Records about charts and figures
========
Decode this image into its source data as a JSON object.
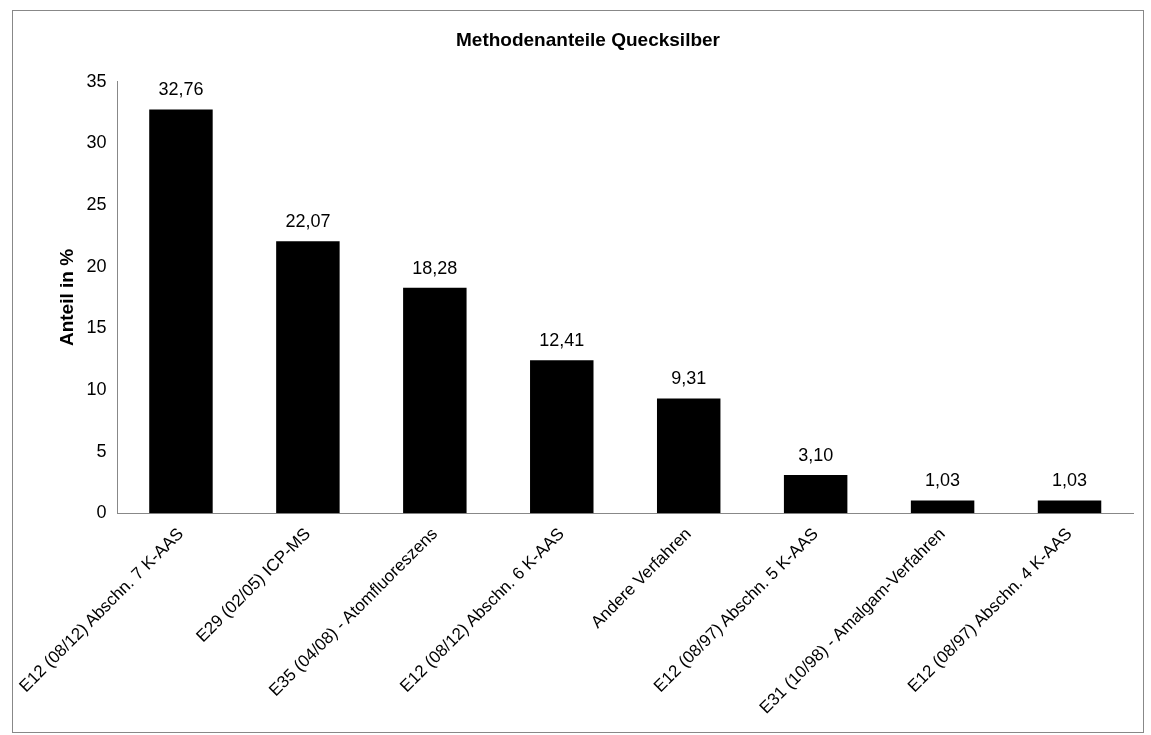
{
  "chart_data": {
    "type": "bar",
    "title": "Methodenanteile Quecksilber",
    "ylabel": "Anteil in %",
    "categories": [
      "E12 (08/12) Abschn. 7 K-AAS",
      "E29 (02/05) ICP-MS",
      "E35 (04/08) - Atomfluoreszens",
      "E12 (08/12) Abschn. 6 K-AAS",
      "Andere Verfahren",
      "E12 (08/97) Abschn. 5 K-AAS",
      "E31 (10/98) - Amalgam-Verfahren",
      "E12 (08/97) Abschn. 4 K-AAS"
    ],
    "values": [
      32.76,
      22.07,
      18.28,
      12.41,
      9.31,
      3.1,
      1.03,
      1.03
    ],
    "value_labels": [
      "32,76",
      "22,07",
      "18,28",
      "12,41",
      "9,31",
      "3,10",
      "1,03",
      "1,03"
    ],
    "color": "#000000",
    "ylim": [
      0,
      35
    ],
    "yticks": [
      0,
      5,
      10,
      15,
      20,
      25,
      30,
      35
    ],
    "grid": false,
    "legend": false
  }
}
========
◆ Task directions ◆
Pull out all lines from the entries above in which the word "Verfahren" appears.

◆ Response to the task ◆
      "Andere Verfahren",
      "E31 (10/98) - Amalgam-Verfahren",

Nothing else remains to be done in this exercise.